ExtraMile Current Logo
- ExtraMile's most recent logo with their rebranding
- Type: Logo

= ExtraMile Convenience Stores =

American convenience store franchise

ExtraMile Convenience Stores LLC (ExtraMile) is an American convenience-store franchise. The company is jointly operated by Chevron U.S.A. Inc. and Jacksons Food Stores and operates primarily as a franchise brand at fuel-retail sites. ExtraMile locations are typically co-located with Chevron and Texaco service stations.

As of 2024, the company operated more than 1,000 locations across the west and southwest regions of the United States.

== History ==
ExtraMile was established on February 1, 2018, when Chevron U.S.A. and Jacksons Food Stores formed a joint venture to grow the ExtraMile brand across fuel-station convenience locations. Prior to the joint venture, the ExtraMile brand had been used in Chevron-and Texaco-branded fuel locations, primarily in California, Oregon and Washington. The company operates as a franchisor, with locations owned and operated by Chevron, Jacksons, and independent franchisees.

=== Location expansions ===
The company expanded through a combination of developing new stores and converting existing locations, with a goal of doubling locations by 2027. By 2021, the company reached 1,000 locations. The brand initially operated in the western United States before expanding into the southeast in 2021. The expansion goal was updated in June 2024, with the intended number of locations increasing from 1,100 to 2,000 by 2029.

=== Rebranding efforts ===
In 2019, ExtraMile went under rebranding efforts that refreshed the interior design of their store locations. The rebrand also introduced in-house branding for merchandise and a greater emphasis on food service. The same year, ExtraMile introduced a loyalty rewards program and delivery service.

- EXERCISE REQUIREMENTS -
**a)** Please echo the ExtraMile article word for word between "ExtraMile Current Logo" and "the United States.", inclusive.
**b)** According to the ExtraMile article, on what date was ExtraMile established?
**c)** Go on with the ExtraMile article, picking up right after its last sentence.

Stored data entries
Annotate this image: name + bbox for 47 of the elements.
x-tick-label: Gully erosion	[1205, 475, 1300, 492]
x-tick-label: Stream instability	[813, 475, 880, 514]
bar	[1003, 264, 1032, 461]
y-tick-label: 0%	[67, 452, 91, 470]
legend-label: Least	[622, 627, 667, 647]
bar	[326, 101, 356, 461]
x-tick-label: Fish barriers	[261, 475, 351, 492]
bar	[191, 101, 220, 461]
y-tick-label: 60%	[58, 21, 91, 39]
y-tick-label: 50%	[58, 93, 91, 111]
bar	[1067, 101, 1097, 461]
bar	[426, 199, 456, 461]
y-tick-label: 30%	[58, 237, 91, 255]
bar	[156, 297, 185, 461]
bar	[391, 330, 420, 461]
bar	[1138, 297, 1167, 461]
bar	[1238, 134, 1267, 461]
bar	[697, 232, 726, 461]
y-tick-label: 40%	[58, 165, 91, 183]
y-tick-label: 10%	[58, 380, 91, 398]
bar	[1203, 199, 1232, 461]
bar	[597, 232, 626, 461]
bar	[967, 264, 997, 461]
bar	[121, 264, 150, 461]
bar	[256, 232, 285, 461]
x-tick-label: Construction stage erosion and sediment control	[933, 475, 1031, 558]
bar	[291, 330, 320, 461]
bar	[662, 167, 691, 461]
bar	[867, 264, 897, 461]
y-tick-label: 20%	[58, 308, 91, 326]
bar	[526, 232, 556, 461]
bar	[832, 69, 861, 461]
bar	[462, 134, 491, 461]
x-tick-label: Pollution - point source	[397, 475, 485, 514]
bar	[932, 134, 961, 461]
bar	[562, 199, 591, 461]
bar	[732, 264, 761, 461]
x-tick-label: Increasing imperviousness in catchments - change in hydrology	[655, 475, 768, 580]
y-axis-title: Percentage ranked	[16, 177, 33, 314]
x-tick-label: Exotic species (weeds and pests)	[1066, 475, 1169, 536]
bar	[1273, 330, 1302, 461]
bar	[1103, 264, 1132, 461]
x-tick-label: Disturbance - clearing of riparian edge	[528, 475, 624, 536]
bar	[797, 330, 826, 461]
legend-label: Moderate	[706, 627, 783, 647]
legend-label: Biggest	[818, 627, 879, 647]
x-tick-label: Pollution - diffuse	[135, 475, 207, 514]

- RESULTS OF THE TASKS -
**a)**
ExtraMile Current Logo
- ExtraMile's most recent logo with their rebranding
- Type: Logo

= ExtraMile Convenience Stores =

American convenience store franchise

ExtraMile Convenience Stores LLC (ExtraMile) is an American convenience-store franchise. The company is jointly operated by Chevron U.S.A. Inc. and Jacksons Food Stores and operates primarily as a franchise brand at fuel-retail sites. ExtraMile locations are typically co-located with Chevron and Texaco service stations.

As of 2024, the company operated more than 1,000 locations across the west and southwest regions of the United States.

**b)** February 1, 2018

**c)**
By 2025, the company again refreshed their stores, modernizing both exterior storefronts and general brand imaging.

=== ExtraMile Arena and LAFC deal ===
In 2019, ExtraMile entered into an agreement with Boise State University to naming rights over the campus' indoor-arena. The deal was signed for 15 years, effectively renaming Taco Bell Arena to ExtraMile Arena.

In September 2020, ExtraMile partnered with the Los Angeles Football Club to become the "Official Convenience Store of LAFC."

== Community engagement ==
ExtraMile contributes to local communities through individual store-owned initiatives, regular charitable donations, and sponsorships for new stores. In July 2020, ExtraMile participated in 24/7 Day, an event hosted by the NACS Foundation to raise funds for and honor first responders and medical workers.

In 2021, ExtraMile celebrated the opening of their 1,000th location by donating $2,500 to the Vernon, Alabama high school band, cheerleading team, and other sports teams.